───── Entries ─────
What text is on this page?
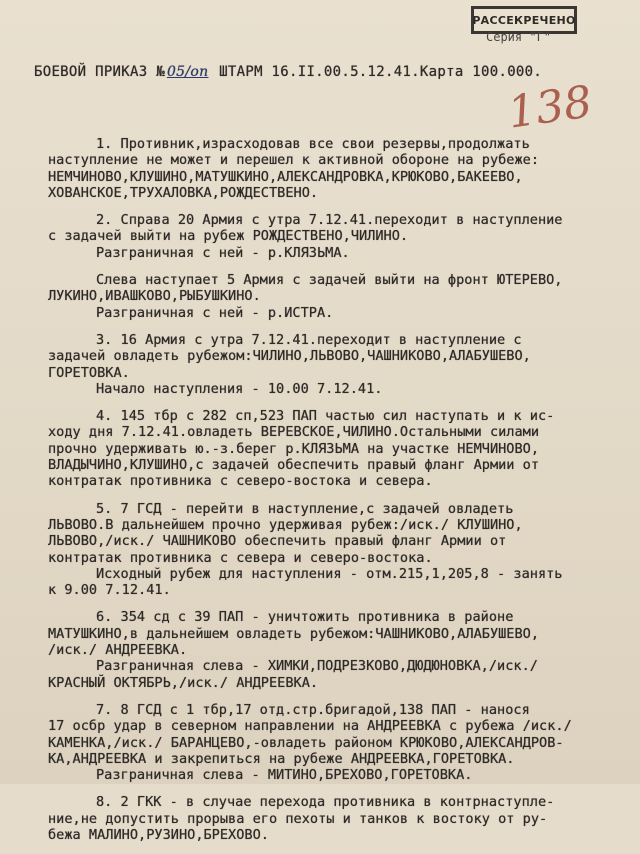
РАССЕКРЕЧЕНО
Серия "Г"
138
БОЕВОЙ ПРИКАЗ № 05/оп ШТАРМ 16.II.00.5.12.41.Карта 100.000.
1. Противник,израсходовав все свои резервы,продолжать
наступление не может и перешел к активной обороне на рубеже:
НЕМЧИНОВО,КЛУШИНО,МАТУШКИНО,АЛЕКСАНДРОВКА,КРЮКОВО,БАКЕЕВО,
ХОВАНСКОЕ,ТРУХАЛОВКА,РОЖДЕСТВЕНО.
2. Справа 20 Армия с утра 7.12.41.переходит в наступление
с задачей выйти на рубеж РОЖДЕСТВЕНО,ЧИЛИНО.
Разграничная с ней - р.КЛЯЗЬМА.
Слева наступает 5 Армия с задачей выйти на фронт ЮТЕРЕВО,
ЛУКИНО,ИВАШКОВО,РЫБУШКИНО.
Разграничная с ней - р.ИСТРА.
3. 16 Армия с утра 7.12.41.переходит в наступление с
задачей овладеть рубежом:ЧИЛИНО,ЛЬВОВО,ЧАШНИКОВО,АЛАБУШЕВО,
ГОРЕТОВКА.
Начало наступления - 10.00 7.12.41.
4. 145 тбр с 282 сп,523 ПАП частью сил наступать и к ис-
ходу дня 7.12.41.овладеть ВЕРЕВСКОЕ,ЧИЛИНО.Остальными силами
прочно удерживать ю.-з.берег р.КЛЯЗЬМА на участке НЕМЧИНОВО,
ВЛАДЫЧИНО,КЛУШИНО,с задачей обеспечить правый фланг Армии от
контратак противника с северо-востока и севера.
5. 7 ГСД - перейти в наступление,с задачей овладеть
ЛЬВОВО.В дальнейшем прочно удерживая рубеж:/иск./ КЛУШИНО,
ЛЬВОВО,/иск./ ЧАШНИКОВО обеспечить правый фланг Армии от
контратак противника с севера и северо-востока.
Исходный рубеж для наступления - отм.215,1,205,8 - занять
к 9.00 7.12.41.
6. 354 сд с 39 ПАП - уничтожить противника в районе
МАТУШКИНО,в дальнейшем овладеть рубежом:ЧАШНИКОВО,АЛАБУШЕВО,
/иск./ АНДРЕЕВКА.
Разграничная слева - ХИМКИ,ПОДРЕЗКОВО,ДЮДЮНОВКА,/иск./
КРАСНЫЙ ОКТЯБРЬ,/иск./ АНДРЕЕВКА.
7. 8 ГСД с 1 тбр,17 отд.стр.бригадой,138 ПАП - нанося
17 осбр удар в северном направлении на АНДРЕЕВКА с рубежа /иск./
КАМЕНКА,/иск./ БАРАНЦЕВО,-овладеть районом КРЮКОВО,АЛЕКСАНДРОВ-
КА,АНДРЕЕВКА и закрепиться на рубеже АНДРЕЕВКА,ГОРЕТОВКА.
Разграничная слева - МИТИНО,БРЕХОВО,ГОРЕТОВКА.
8. 2 ГКК - в случае перехода противника в контрнаступле-
ние,не допустить прорыва его пехоты и танков к востоку от ру-
бежа МАЛИНО,РУЗИНО,БРЕХОВО.
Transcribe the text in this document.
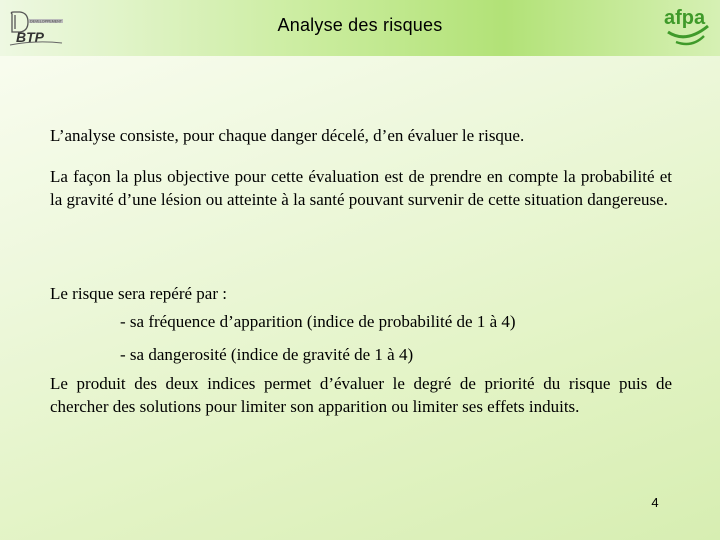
DEVELOPPEMENT
BTP
Analyse des risques	afpa
L’analyse consiste, pour chaque danger décelé, d’en évaluer le risque.
La façon la plus objective pour cette évaluation est de prendre en compte la probabilité et la gravité d’une lésion ou atteinte à la santé pouvant survenir de cette situation dangereuse.
Le risque sera repéré par :
- sa fréquence d’apparition (indice de probabilité de 1 à 4)
- sa dangerosité (indice de gravité de 1 à 4)
Le produit des deux indices permet d’évaluer le degré de priorité du risque puis de chercher des solutions pour limiter son apparition ou limiter ses effets induits.
4
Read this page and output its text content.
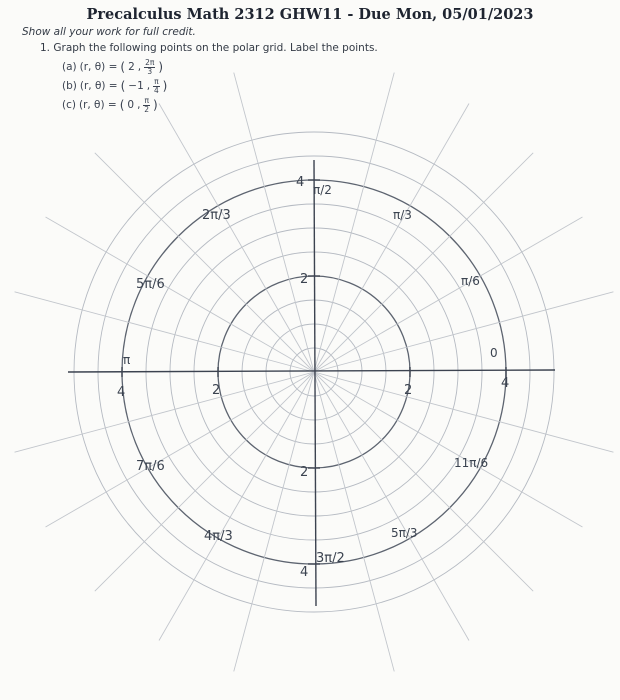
Precalculus Math 2312 GHW11 - Due Mon, 05/01/2023
Show all your work for full credit.
1. Graph the following points on the polar grid. Label the points.
(a) (r, θ) = ( 2 , $\frac{2\pi}{3}$ )
(b) (r, θ) = ( −1 , $\frac{\pi}{4}$ )
(c) (r, θ) = ( 0 , $\frac{\pi}{2}$ )
π/2
π/3
2π/3
5π/6	π/6
π	0
7π/6	11π/6
4π/3	5π/3
3π/2
2	4
2
4
2
4
2
4
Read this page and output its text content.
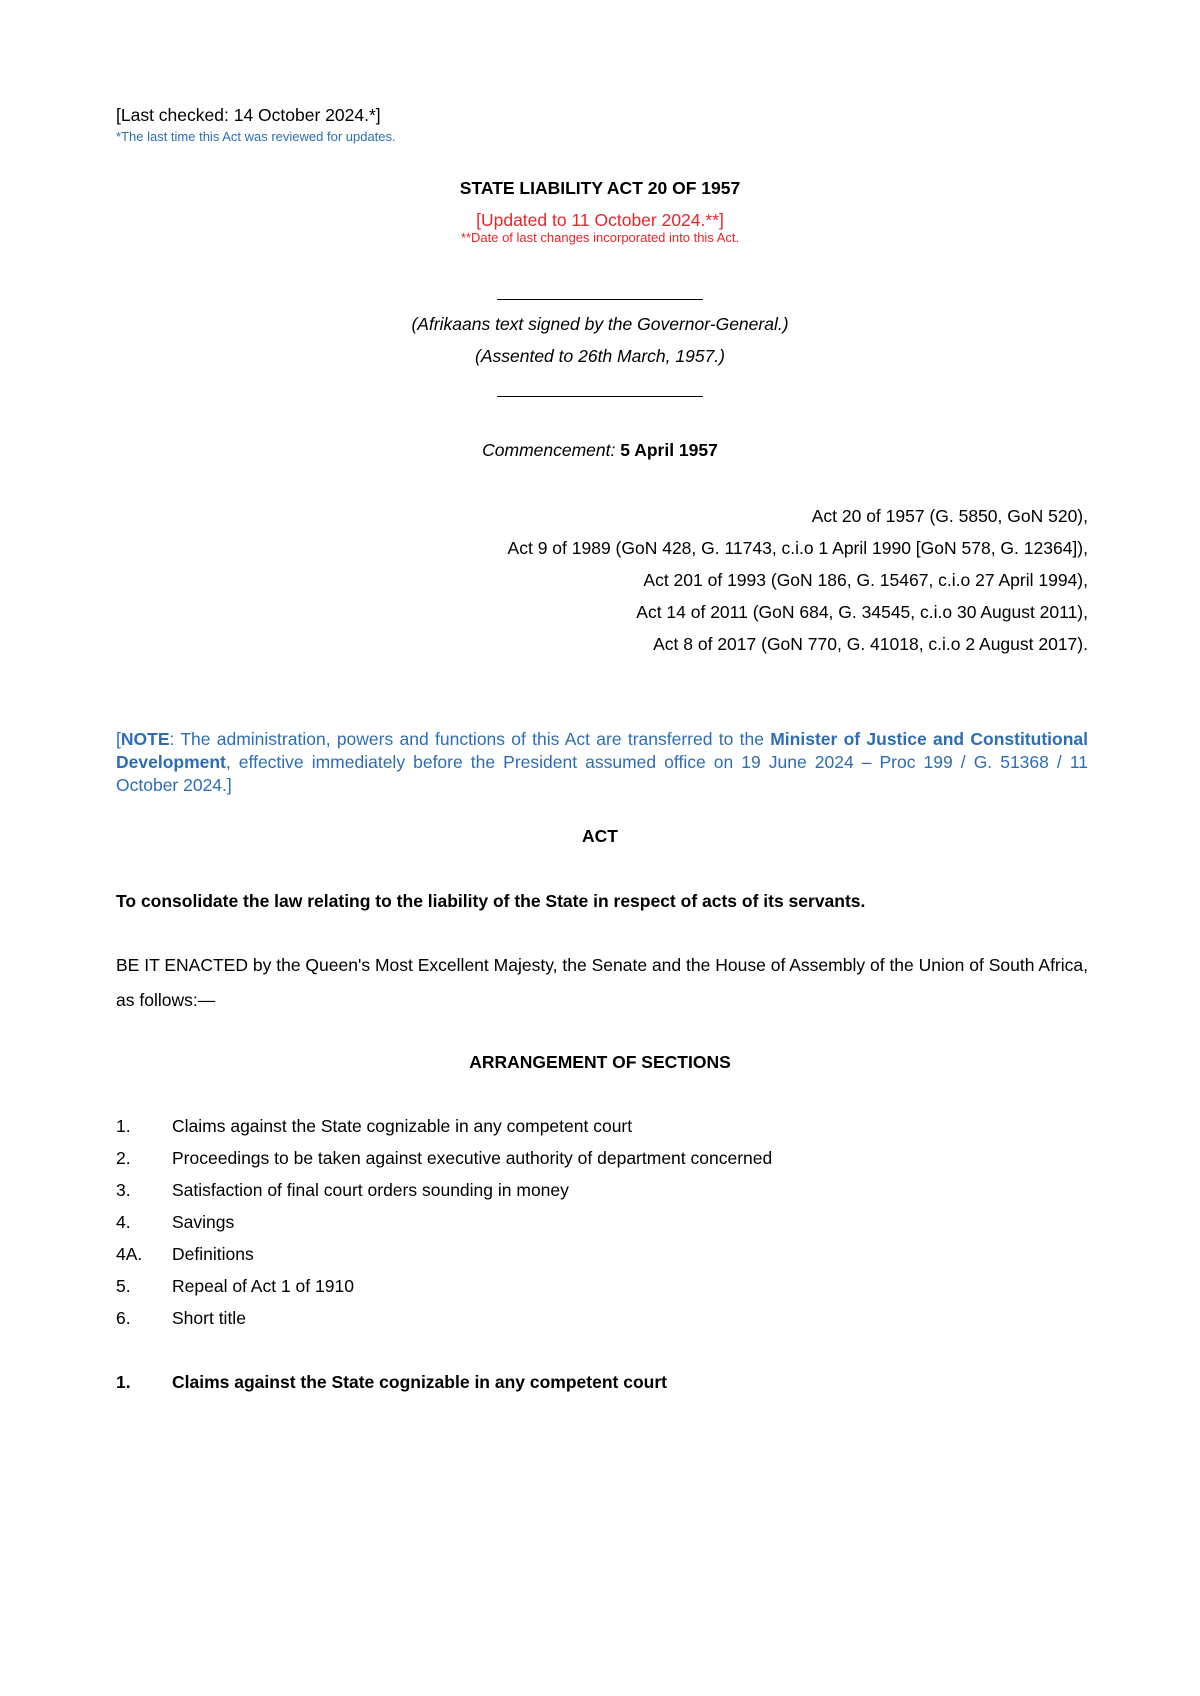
[Last checked: 14 October 2024.*]
*The last time this Act was reviewed for updates.
STATE LIABILITY ACT 20 OF 1957
[Updated to 11 October 2024.**]
**Date of last changes incorporated into this Act.
(Afrikaans text signed by the Governor-General.)
(Assented to 26th March, 1957.)
Commencement: 5 April 1957
Act 20 of 1957 (G. 5850, GoN 520),
Act 9 of 1989 (GoN 428, G. 11743, c.i.o 1 April 1990 [GoN 578, G. 12364]),
Act 201 of 1993 (GoN 186, G. 15467, c.i.o 27 April 1994),
Act 14 of 2011 (GoN 684, G. 34545, c.i.o 30 August 2011),
Act 8 of 2017 (GoN 770, G. 41018, c.i.o 2 August 2017).
[NOTE: The administration, powers and functions of this Act are transferred to the Minister of Justice and Constitutional Development, effective immediately before the President assumed office on 19 June 2024 – Proc 199 / G. 51368 / 11 October 2024.]
ACT
To consolidate the law relating to the liability of the State in respect of acts of its servants.
BE IT ENACTED by the Queen's Most Excellent Majesty, the Senate and the House of Assembly of the Union of South Africa, as follows:—
ARRANGEMENT OF SECTIONS
1. Claims against the State cognizable in any competent court
2. Proceedings to be taken against executive authority of department concerned
3. Satisfaction of final court orders sounding in money
4. Savings
4A. Definitions
5. Repeal of Act 1 of 1910
6. Short title
1. Claims against the State cognizable in any competent court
─────
=== What the task requires ===
Repeat the material above word for word, please, apart from its images.

=== Answer for this exercise ===
What text is on this page?
РАССЕКРЕЧЕНО
Серия "Г"
138
БОЕВОЙ ПРИКАЗ № 05/оп ШТАРМ 16.II.00.5.12.41.Карта 100.000.
1. Противник,израсходовав все свои резервы,продолжать
наступление не может и перешел к активной обороне на рубеже:
НЕМЧИНОВО,КЛУШИНО,МАТУШКИНО,АЛЕКСАНДРОВКА,КРЮКОВО,БАКЕЕВО,
ХОВАНСКОЕ,ТРУХАЛОВКА,РОЖДЕСТВЕНО.
2. Справа 20 Армия с утра 7.12.41.переходит в наступление
с задачей выйти на рубеж РОЖДЕСТВЕНО,ЧИЛИНО.
Разграничная с ней - р.КЛЯЗЬМА.
Слева наступает 5 Армия с задачей выйти на фронт ЮТЕРЕВО,
ЛУКИНО,ИВАШКОВО,РЫБУШКИНО.
Разграничная с ней - р.ИСТРА.
3. 16 Армия с утра 7.12.41.переходит в наступление с
задачей овладеть рубежом:ЧИЛИНО,ЛЬВОВО,ЧАШНИКОВО,АЛАБУШЕВО,
ГОРЕТОВКА.
Начало наступления - 10.00 7.12.41.
4. 145 тбр с 282 сп,523 ПАП частью сил наступать и к ис-
ходу дня 7.12.41.овладеть ВЕРЕВСКОЕ,ЧИЛИНО.Остальными силами
прочно удерживать ю.-з.берег р.КЛЯЗЬМА на участке НЕМЧИНОВО,
ВЛАДЫЧИНО,КЛУШИНО,с задачей обеспечить правый фланг Армии от
контратак противника с северо-востока и севера.
5. 7 ГСД - перейти в наступление,с задачей овладеть
ЛЬВОВО.В дальнейшем прочно удерживая рубеж:/иск./ КЛУШИНО,
ЛЬВОВО,/иск./ ЧАШНИКОВО обеспечить правый фланг Армии от
контратак противника с севера и северо-востока.
Исходный рубеж для наступления - отм.215,1,205,8 - занять
к 9.00 7.12.41.
6. 354 сд с 39 ПАП - уничтожить противника в районе
МАТУШКИНО,в дальнейшем овладеть рубежом:ЧАШНИКОВО,АЛАБУШЕВО,
/иск./ АНДРЕЕВКА.
Разграничная слева - ХИМКИ,ПОДРЕЗКОВО,ДЮДЮНОВКА,/иск./
КРАСНЫЙ ОКТЯБРЬ,/иск./ АНДРЕЕВКА.
7. 8 ГСД с 1 тбр,17 отд.стр.бригадой,138 ПАП - нанося
17 осбр удар в северном направлении на АНДРЕЕВКА с рубежа /иск./
КАМЕНКА,/иск./ БАРАНЦЕВО,-овладеть районом КРЮКОВО,АЛЕКСАНДРОВ-
КА,АНДРЕЕВКА и закрепиться на рубеже АНДРЕЕВКА,ГОРЕТОВКА.
Разграничная слева - МИТИНО,БРЕХОВО,ГОРЕТОВКА.
8. 2 ГКК - в случае перехода противника в контрнаступле-
ние,не допустить прорыва его пехоты и танков к востоку от ру-
бежа МАЛИНО,РУЗИНО,БРЕХОВО.
Transcribe the text in this document.
DEVELOPPEMENT
BTP
Analyse des risques	afpa
L’analyse consiste, pour chaque danger décelé, d’en évaluer le risque.
La façon la plus objective pour cette évaluation est de prendre en compte la probabilité et la gravité d’une lésion ou atteinte à la santé pouvant survenir de cette situation dangereuse.
Le risque sera repéré par :
- sa fréquence d’apparition (indice de probabilité de 1 à 4)
- sa dangerosité (indice de gravité de 1 à 4)
Le produit des deux indices permet d’évaluer le degré de priorité du risque puis de chercher des solutions pour limiter son apparition ou limiter ses effets induits.
4
Read this page and output its text content.
Precalculus Math 2312 GHW11 - Due Mon, 05/01/2023
Show all your work for full credit.
1. Graph the following points on the polar grid. Label the points.
(a) (r, θ) = ( 2 , $\frac{2\pi}{3}$ )
(b) (r, θ) = ( −1 , $\frac{\pi}{4}$ )
(c) (r, θ) = ( 0 , $\frac{\pi}{2}$ )
π/2
π/3
2π/3
5π/6	π/6
π	0
7π/6	11π/6
4π/3	5π/3
3π/2
2	4
2
4
2
4
2
4
Read this page and output its text content.
[Last checked: 14 October 2024.*]
*The last time this Act was reviewed for updates.
STATE LIABILITY ACT 20 OF 1957
[Updated to 11 October 2024.**]
**Date of last changes incorporated into this Act.
(Afrikaans text signed by the Governor-General.)
(Assented to 26th March, 1957.)
Commencement: 5 April 1957
Act 20 of 1957 (G. 5850, GoN 520),
Act 9 of 1989 (GoN 428, G. 11743, c.i.o 1 April 1990 [GoN 578, G. 12364]),
Act 201 of 1993 (GoN 186, G. 15467, c.i.o 27 April 1994),
Act 14 of 2011 (GoN 684, G. 34545, c.i.o 30 August 2011),
Act 8 of 2017 (GoN 770, G. 41018, c.i.o 2 August 2017).
[NOTE: The administration, powers and functions of this Act are transferred to the Minister of Justice and Constitutional Development, effective immediately before the President assumed office on 19 June 2024 – Proc 199 / G. 51368 / 11 October 2024.]
ACT
To consolidate the law relating to the liability of the State in respect of acts of its servants.
BE IT ENACTED by the Queen's Most Excellent Majesty, the Senate and the House of Assembly of the Union of South Africa, as follows:—
ARRANGEMENT OF SECTIONS
1. Claims against the State cognizable in any competent court
2. Proceedings to be taken against executive authority of department concerned
3. Satisfaction of final court orders sounding in money
4. Savings
4A. Definitions
5. Repeal of Act 1 of 1910
6. Short title
1. Claims against the State cognizable in any competent court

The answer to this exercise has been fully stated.